▸ GOAL OF THE EXERCISE
Pick out each line containing the string "name".

▸ ENTRIES SHOWN
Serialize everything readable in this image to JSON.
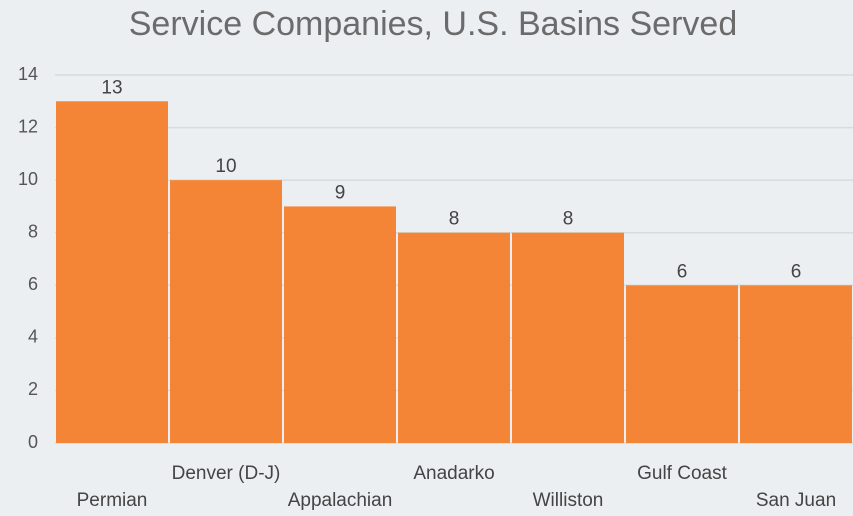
{
  "chart_data": {
    "type": "bar",
    "title": "Service Companies, U.S. Basins Served",
    "categories": [
      "Permian",
      "Denver (D-J)",
      "Appalachian",
      "Anadarko",
      "Williston",
      "Gulf Coast",
      "San Juan"
    ],
    "values": [
      13,
      10,
      9,
      8,
      8,
      6,
      6
    ],
    "color": "#f58536",
    "ylim": [
      0,
      14
    ],
    "yticks": [
      0,
      2,
      4,
      6,
      8,
      10,
      12,
      14
    ],
    "grid": true
  }
}
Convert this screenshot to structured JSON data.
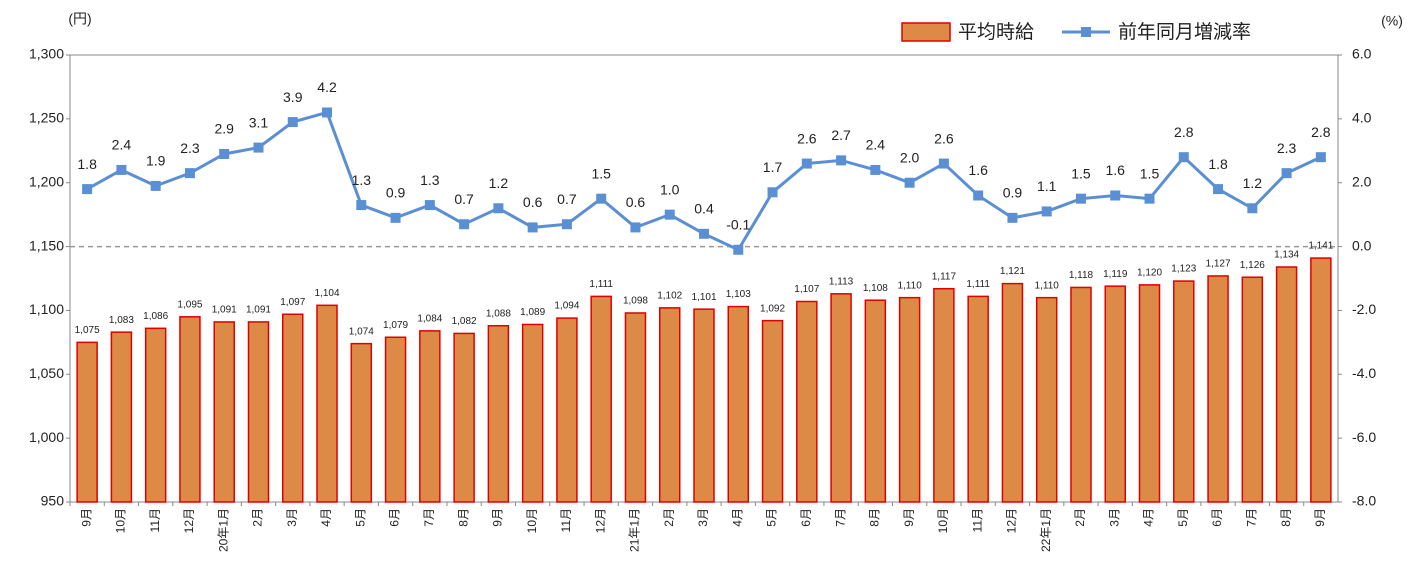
{
  "chart_data": {
    "type": "bar_line",
    "y_unit": "(円)",
    "y2_unit": "(%)",
    "categories": [
      "9月",
      "10月",
      "11月",
      "12月",
      "20年1月",
      "2月",
      "3月",
      "4月",
      "5月",
      "6月",
      "7月",
      "8月",
      "9月",
      "10月",
      "11月",
      "12月",
      "21年1月",
      "2月",
      "3月",
      "4月",
      "5月",
      "6月",
      "7月",
      "8月",
      "9月",
      "10月",
      "11月",
      "12月",
      "22年1月",
      "2月",
      "3月",
      "4月",
      "5月",
      "6月",
      "7月",
      "8月",
      "9月"
    ],
    "series": [
      {
        "name": "平均時給",
        "type": "bar",
        "color": "#dc8a45",
        "edge_color": "#e00000",
        "values": [
          1075,
          1083,
          1086,
          1095,
          1091,
          1091,
          1097,
          1104,
          1074,
          1079,
          1084,
          1082,
          1088,
          1089,
          1094,
          1111,
          1098,
          1102,
          1101,
          1103,
          1092,
          1107,
          1113,
          1108,
          1110,
          1117,
          1111,
          1121,
          1110,
          1118,
          1119,
          1120,
          1123,
          1127,
          1126,
          1134,
          1141
        ],
        "value_labels": [
          "1,075",
          "1,083",
          "1,086",
          "1,095",
          "1,091",
          "1,091",
          "1,097",
          "1,104",
          "1,074",
          "1,079",
          "1,084",
          "1,082",
          "1,088",
          "1,089",
          "1,094",
          "1,111",
          "1,098",
          "1,102",
          "1,101",
          "1,103",
          "1,092",
          "1,107",
          "1,113",
          "1,108",
          "1,110",
          "1,117",
          "1,111",
          "1,121",
          "1,110",
          "1,118",
          "1,119",
          "1,120",
          "1,123",
          "1,127",
          "1,126",
          "1,134",
          "1,141"
        ]
      },
      {
        "name": "前年同月増減率",
        "type": "line",
        "axis": "y2",
        "color": "#5b8fd4",
        "values": [
          1.8,
          2.4,
          1.9,
          2.3,
          2.9,
          3.1,
          3.9,
          4.2,
          1.3,
          0.9,
          1.3,
          0.7,
          1.2,
          0.6,
          0.7,
          1.5,
          0.6,
          1.0,
          0.4,
          -0.1,
          1.7,
          2.6,
          2.7,
          2.4,
          2.0,
          2.6,
          1.6,
          0.9,
          1.1,
          1.5,
          1.6,
          1.5,
          2.8,
          1.8,
          1.2,
          2.3,
          2.8
        ],
        "value_labels": [
          "1.8",
          "2.4",
          "1.9",
          "2.3",
          "2.9",
          "3.1",
          "3.9",
          "4.2",
          "1.3",
          "0.9",
          "1.3",
          "0.7",
          "1.2",
          "0.6",
          "0.7",
          "1.5",
          "0.6",
          "1.0",
          "0.4",
          "-0.1",
          "1.7",
          "2.6",
          "2.7",
          "2.4",
          "2.0",
          "2.6",
          "1.6",
          "0.9",
          "1.1",
          "1.5",
          "1.6",
          "1.5",
          "2.8",
          "1.8",
          "1.2",
          "2.3",
          "2.8"
        ]
      }
    ],
    "ylim": [
      950,
      1300
    ],
    "yticks": [
      {
        "value": 950,
        "label": "950"
      },
      {
        "value": 1000,
        "label": "1,000"
      },
      {
        "value": 1050,
        "label": "1,050"
      },
      {
        "value": 1100,
        "label": "1,100"
      },
      {
        "value": 1150,
        "label": "1,150"
      },
      {
        "value": 1200,
        "label": "1,200"
      },
      {
        "value": 1250,
        "label": "1,250"
      },
      {
        "value": 1300,
        "label": "1,300"
      }
    ],
    "y2lim": [
      -8,
      6
    ],
    "y2ticks": [
      {
        "value": -8,
        "label": "-8.0"
      },
      {
        "value": -6,
        "label": "-6.0"
      },
      {
        "value": -4,
        "label": "-4.0"
      },
      {
        "value": -2,
        "label": "-2.0"
      },
      {
        "value": 0,
        "label": "0.0"
      },
      {
        "value": 2,
        "label": "2.0"
      },
      {
        "value": 4,
        "label": "4.0"
      },
      {
        "value": 6,
        "label": "6.0"
      }
    ],
    "zero_line": true,
    "legend": "top-right"
  }
}
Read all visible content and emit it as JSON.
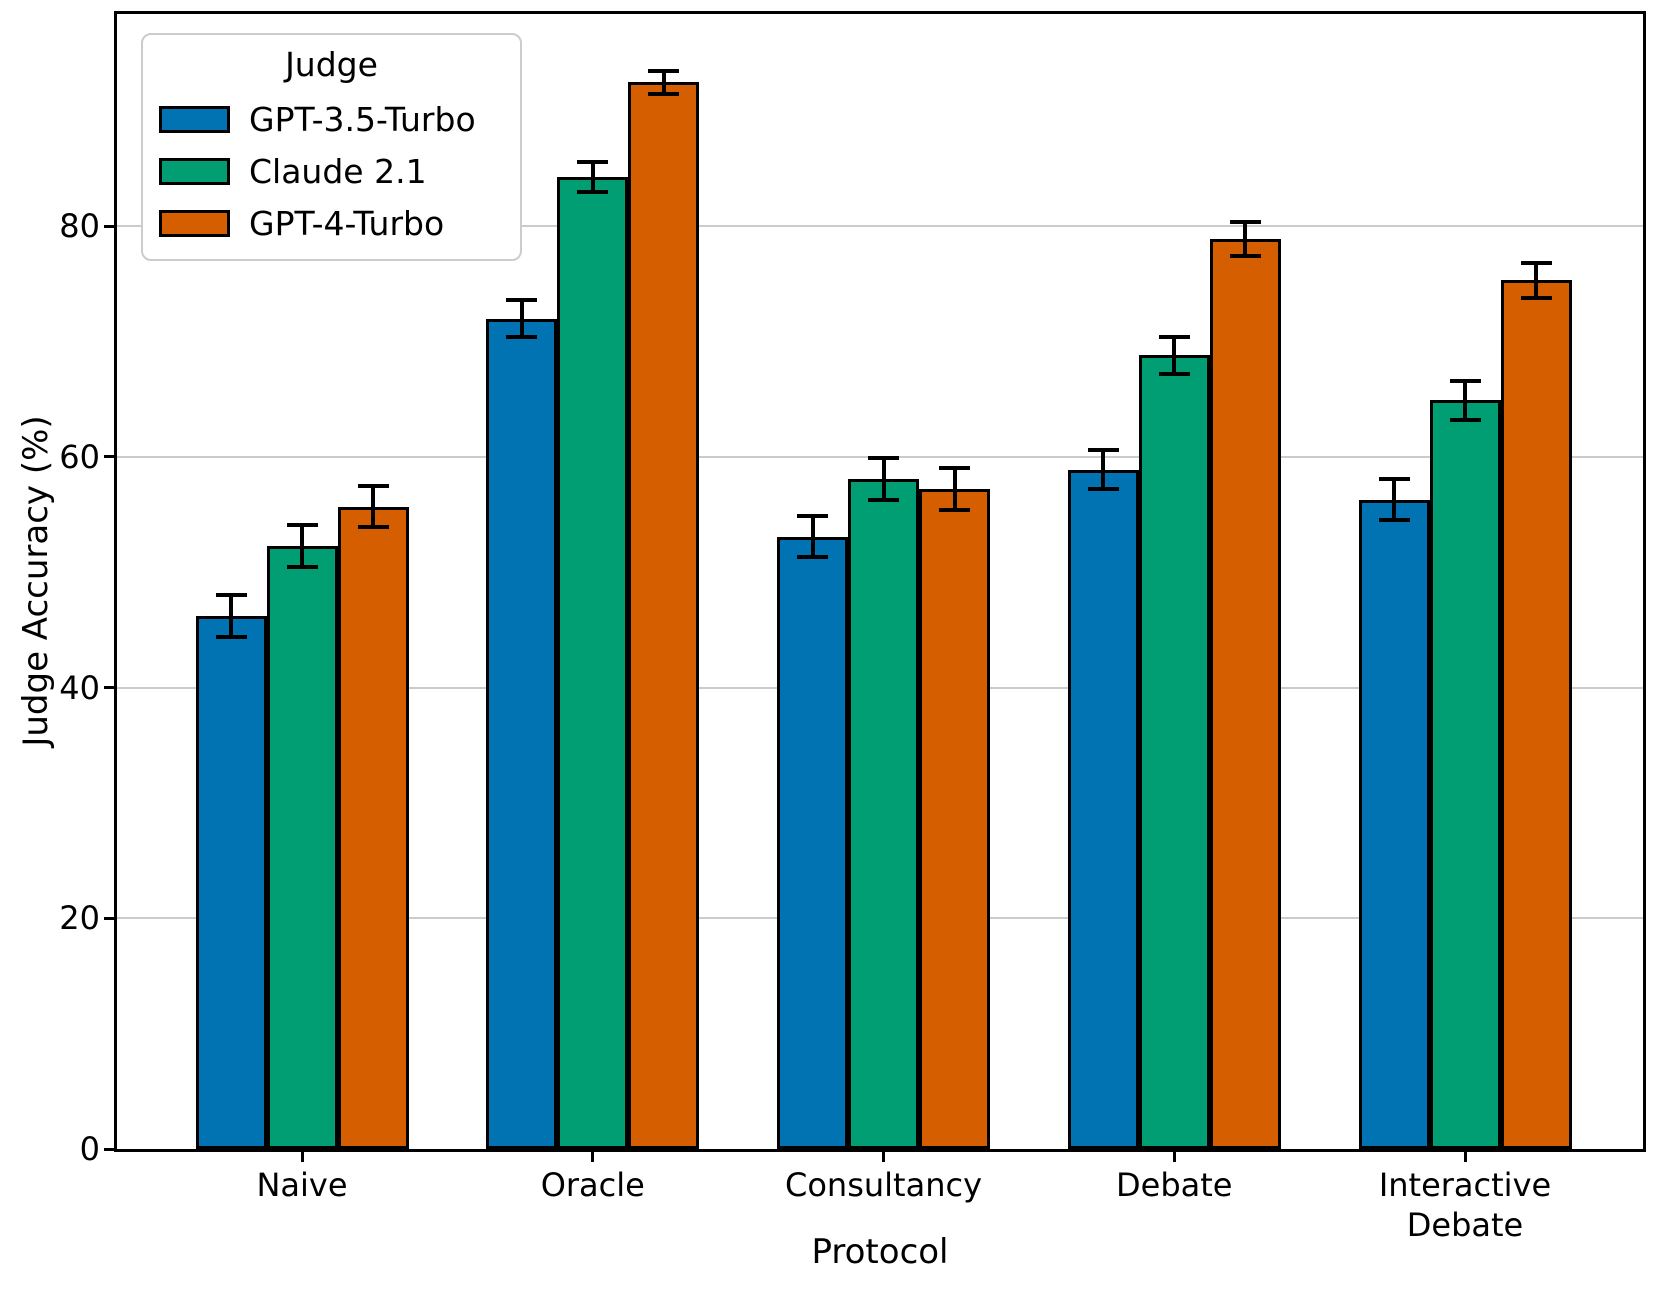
{
  "chart_data": {
    "type": "bar",
    "title": "",
    "xlabel": "Protocol",
    "ylabel": "Judge Accuracy (%)",
    "categories": [
      "Naive",
      "Oracle",
      "Consultancy",
      "Debate",
      "Interactive\nDebate"
    ],
    "series": [
      {
        "name": "GPT-3.5-Turbo",
        "color": "#0173B2",
        "values": [
          46.2,
          72.0,
          53.1,
          58.9,
          56.3
        ],
        "errors": [
          1.8,
          1.6,
          1.8,
          1.7,
          1.8
        ]
      },
      {
        "name": "Claude 2.1",
        "color": "#029E73",
        "values": [
          52.3,
          84.3,
          58.1,
          68.8,
          64.9
        ],
        "errors": [
          1.8,
          1.3,
          1.8,
          1.6,
          1.7
        ]
      },
      {
        "name": "GPT-4-Turbo",
        "color": "#D55E00",
        "values": [
          55.7,
          92.5,
          57.2,
          78.9,
          75.3
        ],
        "errors": [
          1.8,
          1.0,
          1.8,
          1.5,
          1.5
        ]
      }
    ],
    "yticks": [
      0,
      20,
      40,
      60,
      80
    ],
    "ylim": [
      0,
      98.4
    ],
    "grid": true,
    "grid_axis": "y",
    "error_bars": true,
    "legend": {
      "title": "Judge",
      "position": "upper-left"
    },
    "colors": {
      "bar_edge": "#000000",
      "error_bar": "#000000",
      "gridline": "#CBCBCB",
      "spine": "#000000",
      "background": "#FFFFFF",
      "text": "#000000",
      "legend_border": "#CCCCCC"
    }
  }
}
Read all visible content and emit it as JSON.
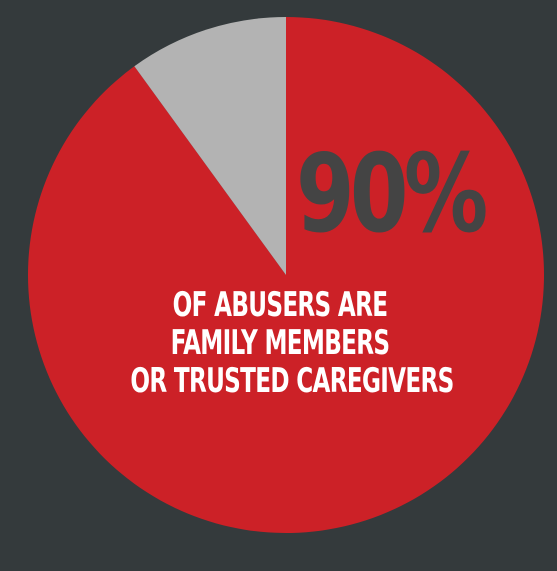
{
  "chart_data": {
    "type": "pie",
    "slices": [
      {
        "label": "",
        "value": 90,
        "color": "#cc2127"
      },
      {
        "label": "",
        "value": 10,
        "color": "#b3b3b3"
      }
    ],
    "start_angle_deg": -90
  },
  "stat": {
    "value": "90%"
  },
  "caption": {
    "line1": "OF ABUSERS ARE",
    "line2": "FAMILY MEMBERS",
    "line3": "OR TRUSTED CAREGIVERS"
  },
  "colors": {
    "background": "#343a3c",
    "accent": "#cc2127",
    "muted": "#b3b3b3",
    "stat_text": "#444444"
  }
}
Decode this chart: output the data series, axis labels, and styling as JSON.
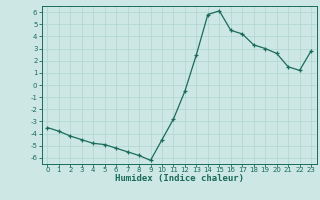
{
  "x": [
    0,
    1,
    2,
    3,
    4,
    5,
    6,
    7,
    8,
    9,
    10,
    11,
    12,
    13,
    14,
    15,
    16,
    17,
    18,
    19,
    20,
    21,
    22,
    23
  ],
  "y": [
    -3.5,
    -3.8,
    -4.2,
    -4.5,
    -4.8,
    -4.9,
    -5.2,
    -5.5,
    -5.8,
    -6.2,
    -4.5,
    -2.8,
    -0.5,
    2.5,
    5.8,
    6.1,
    4.5,
    4.2,
    3.3,
    3.0,
    2.6,
    1.5,
    1.2,
    2.8
  ],
  "xlim": [
    -0.5,
    23.5
  ],
  "ylim": [
    -6.5,
    6.5
  ],
  "yticks": [
    -6,
    -5,
    -4,
    -3,
    -2,
    -1,
    0,
    1,
    2,
    3,
    4,
    5,
    6
  ],
  "xticks": [
    0,
    1,
    2,
    3,
    4,
    5,
    6,
    7,
    8,
    9,
    10,
    11,
    12,
    13,
    14,
    15,
    16,
    17,
    18,
    19,
    20,
    21,
    22,
    23
  ],
  "xlabel": "Humidex (Indice chaleur)",
  "line_color": "#1a6b5a",
  "marker": "+",
  "bg_color": "#cde8e4",
  "grid_color": "#afd4cf",
  "title": ""
}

▸ ANSWER TO THE PROBLEM
        "name": "平均時給",
        "name": "前年同月増減率",
        "name": "GPT-3.5-Turbo",
        "name": "Claude 2.1",
        "name": "GPT-4-Turbo",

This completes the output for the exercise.